Render every line of the entries below as a Markdown table with the columns "Row" and "Entry line," numbering each row and skipping blank lines. Leave the pictures out of the table.
# start of Record excerpts
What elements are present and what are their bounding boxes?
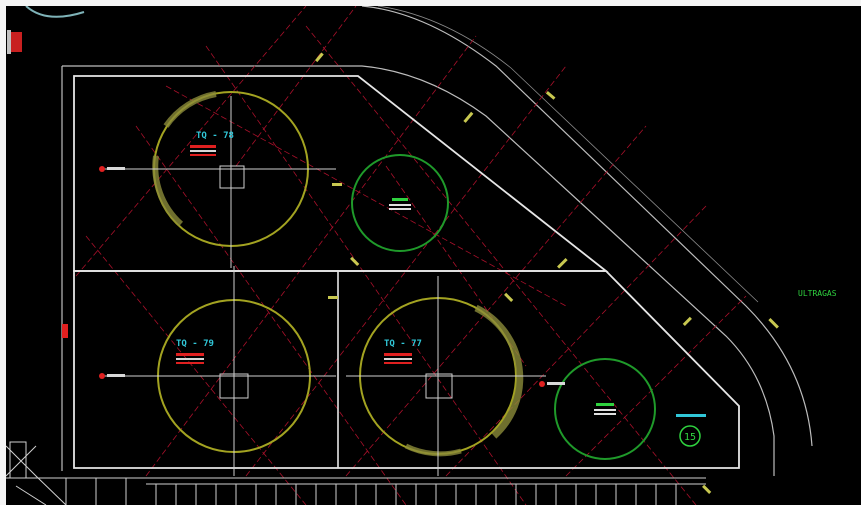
road-curb-outer bbox=[361, 6, 813, 447]
tank-foundation-block bbox=[219, 373, 249, 399]
road-curb-inner bbox=[62, 65, 775, 476]
tank-spec-text bbox=[594, 409, 616, 411]
tank-shell bbox=[554, 358, 656, 460]
tank-small-lower[interactable] bbox=[554, 358, 656, 460]
tank-spec-text bbox=[176, 362, 204, 364]
tank-foundation-block bbox=[219, 165, 245, 189]
dimension-ticks bbox=[315, 52, 779, 494]
tank-shell-hatch bbox=[163, 91, 217, 128]
location-badge[interactable]: 15 bbox=[676, 414, 706, 447]
tank-spec-text bbox=[594, 413, 616, 415]
tank-tag-mark bbox=[596, 403, 614, 406]
red-reference-grid bbox=[75, 6, 747, 505]
tank-tag: TQ - 77 bbox=[384, 339, 422, 349]
tank-foundation-block bbox=[425, 373, 453, 399]
tank-spec-text bbox=[176, 358, 204, 360]
badge-number: 15 bbox=[684, 432, 696, 443]
tank-shell-hatch bbox=[152, 155, 184, 227]
cad-plan-view: TQ - 78 TQ - 79 bbox=[6, 6, 837, 505]
tank-spec-text bbox=[384, 362, 412, 364]
corner-marker bbox=[10, 32, 22, 52]
cad-drawing-canvas[interactable]: TQ - 78 TQ - 79 bbox=[6, 6, 861, 505]
corner-arc bbox=[25, 6, 85, 18]
tank-spec-text bbox=[389, 204, 411, 206]
tank-spec-text bbox=[190, 154, 216, 156]
corner-marker-edge bbox=[7, 30, 11, 54]
badge-caption bbox=[676, 414, 706, 417]
tank-top-left[interactable]: TQ - 78 bbox=[102, 91, 336, 268]
tank-shell-hatch bbox=[404, 443, 462, 457]
tank-spec-text bbox=[384, 353, 412, 356]
road-curb-outer-2 bbox=[377, 6, 759, 303]
tank-spec-text bbox=[176, 353, 204, 356]
tank-small-upper[interactable] bbox=[351, 154, 449, 252]
badge-circle bbox=[679, 425, 701, 447]
tank-spec-text bbox=[190, 150, 216, 152]
tank-spec-text bbox=[384, 358, 412, 360]
tank-spec-text bbox=[389, 208, 411, 210]
elevation-markers bbox=[62, 166, 565, 387]
tank-tag-mark bbox=[392, 198, 408, 201]
tank-shell bbox=[351, 154, 449, 252]
tank-lower-middle[interactable]: TQ - 77 bbox=[346, 276, 546, 476]
dyke-lower bbox=[73, 270, 740, 469]
tank-tag: TQ - 78 bbox=[196, 131, 234, 141]
tank-lower-left[interactable]: TQ - 79 bbox=[102, 266, 336, 476]
area-label: ULTRAGAS bbox=[798, 289, 837, 298]
tank-spec-text bbox=[190, 145, 216, 148]
tank-tag: TQ - 79 bbox=[176, 339, 214, 349]
bottom-piperack bbox=[6, 441, 706, 505]
tank-shell-hatch bbox=[474, 304, 524, 439]
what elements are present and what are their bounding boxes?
# end of Record excerpts
### Written answer
| Row | Entry line |
|---|---|
| 1 | What elements are present and what are their bounding boxes? |
| 2 | road-curb-outer bbox=[361, 6, 813, 447] |
| 3 | tank-foundation-block bbox=[219, 373, 249, 399] |
| 4 | road-curb-inner bbox=[62, 65, 775, 476] |
| 5 | tank-spec-text bbox=[594, 409, 616, 411] |
| 6 | tank-shell bbox=[554, 358, 656, 460] |
| 7 | tank-small-lower[interactable] bbox=[554, 358, 656, 460] |
| 8 | tank-spec-text bbox=[176, 362, 204, 364] |
| 9 | tank-foundation-block bbox=[219, 165, 245, 189] |
| 10 | dimension-ticks bbox=[315, 52, 779, 494] |
| 11 | tank-shell-hatch bbox=[163, 91, 217, 128] |
| 12 | location-badge[interactable]: 15 bbox=[676, 414, 706, 447] |
| 13 | tank-spec-text bbox=[594, 413, 616, 415] |
| 14 | tank-tag-mark bbox=[596, 403, 614, 406] |
| 15 | red-reference-grid bbox=[75, 6, 747, 505] |
| 16 | tank-tag: TQ - 77 bbox=[384, 339, 422, 349] |
| 17 | tank-foundation-block bbox=[425, 373, 453, 399] |
| 18 | tank-spec-text bbox=[176, 358, 204, 360] |
| 19 | badge-number: 15 bbox=[684, 432, 696, 443] |
| 20 | tank-shell-hatch bbox=[152, 155, 184, 227] |
| 21 | cad-plan-view: TQ - 78 TQ - 79 bbox=[6, 6, 837, 505] |
| 22 | tank-spec-text bbox=[384, 362, 412, 364] |
| 23 | corner-marker bbox=[10, 32, 22, 52] |
| 24 | cad-drawing-canvas[interactable]: TQ - 78 TQ - 79 bbox=[6, 6, 861, 505] |
| 25 | corner-arc bbox=[25, 6, 85, 18] |
| 26 | tank-spec-text bbox=[389, 204, 411, 206] |
| 27 | tank-spec-text bbox=[190, 154, 216, 156] |
| 28 | corner-marker-edge bbox=[7, 30, 11, 54] |
| 29 | badge-caption bbox=[676, 414, 706, 417] |
| 30 | tank-top-left[interactable]: TQ - 78 bbox=[102, 91, 336, 268] |
| 31 | tank-shell-hatch bbox=[404, 443, 462, 457] |
| 32 | tank-spec-text bbox=[384, 353, 412, 356] |
| 33 | road-curb-outer-2 bbox=[377, 6, 759, 303] |
| 34 | tank-spec-text bbox=[176, 353, 204, 356] |
| 35 | tank-small-upper[interactable] bbox=[351, 154, 449, 252] |
| 36 | badge-circle bbox=[679, 425, 701, 447] |
| 37 | tank-spec-text bbox=[190, 150, 216, 152] |
| 38 | tank-spec-text bbox=[384, 358, 412, 360] |
| 39 | tank-spec-text bbox=[389, 208, 411, 210] |
| 40 | elevation-markers bbox=[62, 166, 565, 387] |
| 41 | tank-tag-mark bbox=[392, 198, 408, 201] |
| 42 | tank-shell bbox=[351, 154, 449, 252] |
| 43 | tank-lower-middle[interactable]: TQ - 77 bbox=[346, 276, 546, 476] |
| 44 | dyke-lower bbox=[73, 270, 740, 469] |
| 45 | tank-tag: TQ - 78 bbox=[196, 131, 234, 141] |
| 46 | tank-lower-left[interactable]: TQ - 79 bbox=[102, 266, 336, 476] |
| 47 | area-label: ULTRAGAS bbox=[798, 289, 837, 298] |
| 48 | tank-spec-text bbox=[190, 145, 216, 148] |
| 49 | tank-tag: TQ - 79 bbox=[176, 339, 214, 349] |
| 50 | bottom-piperack bbox=[6, 441, 706, 505] |
| 51 | tank-shell-hatch bbox=[474, 304, 524, 439] |
| 52 | what elements are present and what are their bounding boxes? |